[Work instructions]
Set out every line of the data below as a Markdown table with two columns, Row for the row number and Text for the line, and leave out blank lines. Omit the pictures from the table.

[Listed records]
— Begin —

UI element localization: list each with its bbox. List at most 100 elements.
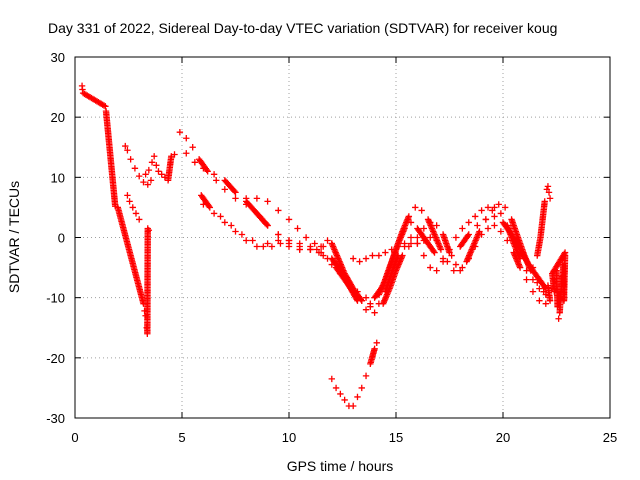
data-point <box>542 300 549 307</box>
data-point <box>407 219 415 226</box>
data-point <box>264 198 271 205</box>
data-point <box>150 153 158 160</box>
data-point <box>536 285 543 292</box>
data-point <box>127 156 134 163</box>
data-point <box>354 393 361 401</box>
data-point <box>129 204 136 211</box>
data-point <box>407 240 415 247</box>
data-point <box>350 402 357 410</box>
data-point <box>504 237 511 244</box>
x-tick-label: 5 <box>178 430 185 445</box>
data-point <box>285 243 293 250</box>
y-tick-label: -30 <box>46 411 65 426</box>
data-point <box>238 231 246 238</box>
data-point <box>437 246 445 253</box>
data-point <box>362 294 370 301</box>
data-point <box>221 186 228 193</box>
data-point <box>399 252 406 259</box>
data-point <box>491 222 498 229</box>
data-point <box>153 162 160 169</box>
data-point <box>145 166 153 174</box>
data-point <box>546 297 554 304</box>
y-tick-label: 10 <box>51 170 65 185</box>
data-point <box>465 231 472 238</box>
data-point <box>320 252 327 259</box>
data-point <box>171 151 178 158</box>
data-point <box>122 142 129 150</box>
data-point <box>450 267 457 274</box>
data-point <box>545 189 553 196</box>
data-point <box>328 375 335 383</box>
data-point <box>307 246 314 253</box>
data-point <box>228 222 235 229</box>
data-point <box>191 159 199 166</box>
data-point <box>200 201 207 208</box>
data-point <box>476 228 483 235</box>
data-point <box>420 225 428 232</box>
data-point <box>231 187 238 195</box>
data-point <box>420 237 428 244</box>
data-point <box>430 248 437 255</box>
data-point <box>142 171 149 178</box>
data-point <box>204 168 211 175</box>
data-point <box>452 261 460 268</box>
data-point <box>243 237 250 244</box>
data-point <box>140 178 147 186</box>
data-point <box>478 207 485 214</box>
data-point <box>427 234 434 241</box>
data-point <box>260 243 267 250</box>
data-points <box>78 82 569 410</box>
data-point <box>523 276 530 283</box>
data-point <box>353 296 360 303</box>
data-point <box>407 234 415 241</box>
data-point <box>296 246 303 253</box>
data-point <box>358 297 365 304</box>
data-point <box>529 276 537 283</box>
data-point <box>555 315 562 322</box>
data-point <box>356 258 363 265</box>
axis-ticks: 0 5 10 15 20 25 -30 -20 -10 0 10 20 30 <box>46 50 617 445</box>
data-point <box>126 198 133 205</box>
data-point <box>371 309 378 316</box>
data-point <box>263 221 270 228</box>
data-point <box>382 249 389 256</box>
data-point <box>367 300 374 307</box>
data-point <box>217 213 224 220</box>
x-tick-label: 20 <box>496 430 510 445</box>
data-point <box>551 288 558 295</box>
data-point <box>394 243 402 250</box>
data-point <box>465 219 472 226</box>
data-point <box>285 237 293 244</box>
data-point <box>464 232 472 240</box>
data-point <box>183 150 190 157</box>
data-point <box>358 384 365 392</box>
data-point <box>350 288 357 295</box>
data-point <box>136 172 143 180</box>
data-point <box>328 240 335 247</box>
data-point <box>302 234 310 241</box>
y-axis-label: SDTVAR / TECUs <box>6 181 22 293</box>
data-point <box>484 204 492 211</box>
data-point <box>418 207 425 214</box>
data-point <box>501 204 509 211</box>
data-point <box>324 255 331 262</box>
y-tick-label: 0 <box>58 231 65 246</box>
data-point <box>495 201 502 208</box>
data-point <box>482 216 490 223</box>
data-point <box>362 306 370 313</box>
data-point <box>253 243 261 250</box>
data-point <box>232 195 239 202</box>
data-point <box>320 243 327 250</box>
data-point <box>275 231 282 238</box>
data-point <box>249 237 256 244</box>
data-point <box>136 216 143 223</box>
data-point <box>529 264 537 271</box>
data-point <box>489 207 496 214</box>
data-point <box>148 159 156 166</box>
data-point <box>332 384 340 392</box>
data-point <box>311 240 318 247</box>
data-point <box>433 267 440 274</box>
data-point <box>168 153 175 160</box>
data-point <box>444 258 451 265</box>
data-point <box>203 166 210 174</box>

— End —

[Task output]
| Row | Text |
|---|---|
| 1 | UI element localization: list each with its bbox. List at most 100 elements. |
| 2 | data-point <box>542 300 549 307</box> |
| 3 | data-point <box>407 219 415 226</box> |
| 4 | data-point <box>264 198 271 205</box> |
| 5 | data-point <box>150 153 158 160</box> |
| 6 | data-point <box>536 285 543 292</box> |
| 7 | data-point <box>127 156 134 163</box> |
| 8 | data-point <box>354 393 361 401</box> |
| 9 | data-point <box>129 204 136 211</box> |
| 10 | data-point <box>407 240 415 247</box> |
| 11 | data-point <box>350 402 357 410</box> |
| 12 | data-point <box>504 237 511 244</box> |
| 13 | x-tick-label: 5 <box>178 430 185 445</box> |
| 14 | data-point <box>285 243 293 250</box> |
| 15 | y-tick-label: -30 <box>46 411 65 426</box> |
| 16 | data-point <box>238 231 246 238</box> |
| 17 | data-point <box>437 246 445 253</box> |
| 18 | data-point <box>362 294 370 301</box> |
| 19 | data-point <box>221 186 228 193</box> |
| 20 | data-point <box>399 252 406 259</box> |
| 21 | data-point <box>491 222 498 229</box> |
| 22 | data-point <box>153 162 160 169</box> |
| 23 | data-point <box>145 166 153 174</box> |
| 24 | data-point <box>546 297 554 304</box> |
| 25 | y-tick-label: 10 <box>51 170 65 185</box> |
| 26 | data-point <box>465 231 472 238</box> |
| 27 | data-point <box>320 252 327 259</box> |
| 28 | data-point <box>171 151 178 158</box> |
| 29 | data-point <box>122 142 129 150</box> |
| 30 | data-point <box>450 267 457 274</box> |
| 31 | data-point <box>545 189 553 196</box> |
| 32 | data-point <box>328 375 335 383</box> |
| 33 | data-point <box>307 246 314 253</box> |
| 34 | data-point <box>228 222 235 229</box> |
| 35 | data-point <box>191 159 199 166</box> |
| 36 | data-point <box>200 201 207 208</box> |
| 37 | data-point <box>476 228 483 235</box> |
| 38 | data-point <box>420 225 428 232</box> |
| 39 | data-point <box>231 187 238 195</box> |
| 40 | data-point <box>420 237 428 244</box> |
| 41 | data-point <box>430 248 437 255</box> |
| 42 | data-point <box>142 171 149 178</box> |
| 43 | data-point <box>204 168 211 175</box> |
| 44 | data-point <box>452 261 460 268</box> |
| 45 | data-point <box>243 237 250 244</box> |
| 46 | data-point <box>140 178 147 186</box> |
| 47 | data-point <box>478 207 485 214</box> |
| 48 | data-point <box>427 234 434 241</box> |
| 49 | data-point <box>260 243 267 250</box> |
| 50 | data-points <box>78 82 569 410</box> |
| 51 | data-point <box>523 276 530 283</box> |
| 52 | data-point <box>353 296 360 303</box> |
| 53 | data-point <box>407 234 415 241</box> |
| 54 | data-point <box>296 246 303 253</box> |
| 55 | data-point <box>358 297 365 304</box> |
| 56 | data-point <box>529 276 537 283</box> |
| 57 | data-point <box>555 315 562 322</box> |
| 58 | data-point <box>356 258 363 265</box> |
| 59 | axis-ticks: 0 5 10 15 20 25 -30 -20 -10 0 10 20 30 <box>46 50 617 445</box> |
| 60 | data-point <box>126 198 133 205</box> |
| 61 | data-point <box>371 309 378 316</box> |
| 62 | data-point <box>263 221 270 228</box> |
| 63 | data-point <box>382 249 389 256</box> |
| 64 | data-point <box>367 300 374 307</box> |
| 65 | data-point <box>217 213 224 220</box> |
| 66 | x-tick-label: 20 <box>496 430 510 445</box> |
| 67 | data-point <box>551 288 558 295</box> |
| 68 | data-point <box>394 243 402 250</box> |
| 69 | data-point <box>465 219 472 226</box> |
| 70 | data-point <box>285 237 293 244</box> |
| 71 | data-point <box>464 232 472 240</box> |
| 72 | data-point <box>183 150 190 157</box> |
| 73 | data-point <box>358 384 365 392</box> |
| 74 | data-point <box>350 288 357 295</box> |
| 75 | data-point <box>136 172 143 180</box> |
| 76 | data-point <box>328 240 335 247</box> |
| 77 | data-point <box>302 234 310 241</box> |
| 78 | y-axis-label: SDTVAR / TECUs <box>6 181 22 293</box> |
| 79 | data-point <box>484 204 492 211</box> |
| 80 | data-point <box>418 207 425 214</box> |
| 81 | data-point <box>501 204 509 211</box> |
| 82 | data-point <box>324 255 331 262</box> |
| 83 | y-tick-label: 0 <box>58 231 65 246</box> |
| 84 | data-point <box>495 201 502 208</box> |
| 85 | data-point <box>482 216 490 223</box> |
| 86 | data-point <box>362 306 370 313</box> |
| 87 | data-point <box>253 243 261 250</box> |
| 88 | data-point <box>232 195 239 202</box> |
| 89 | data-point <box>320 243 327 250</box> |
| 90 | data-point <box>275 231 282 238</box> |
| 91 | data-point <box>249 237 256 244</box> |
| 92 | data-point <box>136 216 143 223</box> |
| 93 | data-point <box>529 264 537 271</box> |
| 94 | data-point <box>489 207 496 214</box> |
| 95 | data-point <box>148 159 156 166</box> |
| 96 | data-point <box>332 384 340 392</box> |
| 97 | data-point <box>311 240 318 247</box> |
| 98 | data-point <box>433 267 440 274</box> |
| 99 | data-point <box>168 153 175 160</box> |
| 100 | data-point <box>444 258 451 265</box> |
| 101 | data-point <box>203 166 210 174</box> |